start Given data

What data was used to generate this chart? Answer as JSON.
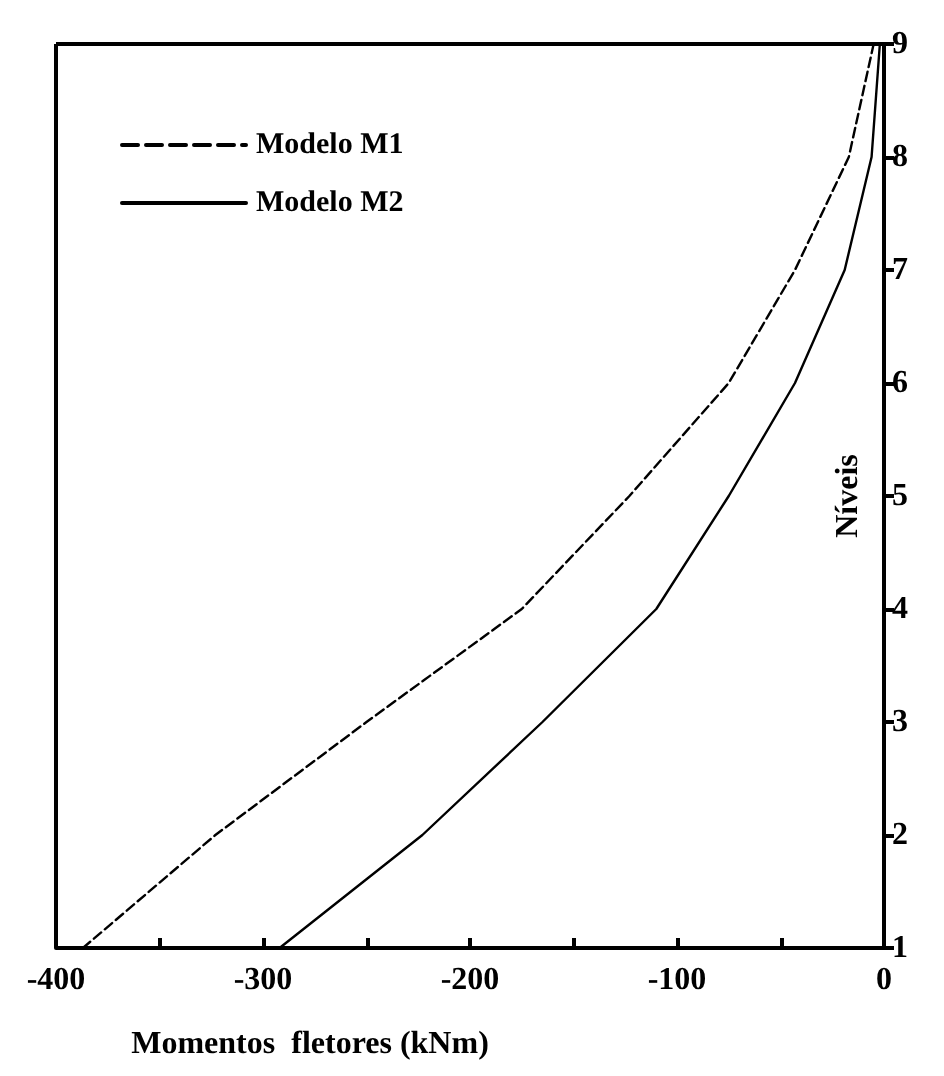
{
  "chart_data": {
    "type": "line",
    "xlabel": "Momentos  fletores (kNm)",
    "ylabel": "Níveis",
    "xlim": [
      -400,
      0
    ],
    "xticks": [
      -400,
      {
        "value": -350,
        "label": null
      },
      -300,
      {
        "value": -250,
        "label": null
      },
      -200,
      {
        "value": -150,
        "label": null
      },
      -100,
      {
        "value": -50,
        "label": null
      },
      0
    ],
    "ylim": [
      1,
      9
    ],
    "yticks": [
      1,
      2,
      3,
      4,
      5,
      6,
      7,
      8,
      9
    ],
    "legend": "top left",
    "grid": false,
    "series": [
      {
        "name": "Modelo M1",
        "color": "#000000",
        "line_style": "dashed",
        "x": [
          -387,
          -323,
          -250,
          -175,
          -123,
          -75,
          -43,
          -17,
          -5
        ],
        "values": [
          1,
          2,
          3,
          4,
          5,
          6,
          7,
          8,
          9
        ]
      },
      {
        "name": "Modelo M2",
        "color": "#000000",
        "line_style": "solid",
        "x": [
          -292,
          -223,
          -165,
          -110,
          -75,
          -43,
          -19,
          -6,
          -2
        ],
        "values": [
          1,
          2,
          3,
          4,
          5,
          6,
          7,
          8,
          9
        ]
      }
    ]
  }
}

end Given data

**Task:**
Leave images out of the retyped records; keep all else exact.

**Solution to this task:**
What data was used to generate this chart? Answer as JSON.
{
  "chart_data": {
    "type": "line",
    "xlabel": "Momentos  fletores (kNm)",
    "ylabel": "Níveis",
    "xlim": [
      -400,
      0
    ],
    "xticks": [
      -400,
      {
        "value": -350,
        "label": null
      },
      -300,
      {
        "value": -250,
        "label": null
      },
      -200,
      {
        "value": -150,
        "label": null
      },
      -100,
      {
        "value": -50,
        "label": null
      },
      0
    ],
    "ylim": [
      1,
      9
    ],
    "yticks": [
      1,
      2,
      3,
      4,
      5,
      6,
      7,
      8,
      9
    ],
    "legend": "top left",
    "grid": false,
    "series": [
      {
        "name": "Modelo M1",
        "color": "#000000",
        "line_style": "dashed",
        "x": [
          -387,
          -323,
          -250,
          -175,
          -123,
          -75,
          -43,
          -17,
          -5
        ],
        "values": [
          1,
          2,
          3,
          4,
          5,
          6,
          7,
          8,
          9
        ]
      },
      {
        "name": "Modelo M2",
        "color": "#000000",
        "line_style": "solid",
        "x": [
          -292,
          -223,
          -165,
          -110,
          -75,
          -43,
          -19,
          -6,
          -2
        ],
        "values": [
          1,
          2,
          3,
          4,
          5,
          6,
          7,
          8,
          9
        ]
      }
    ]
  }
}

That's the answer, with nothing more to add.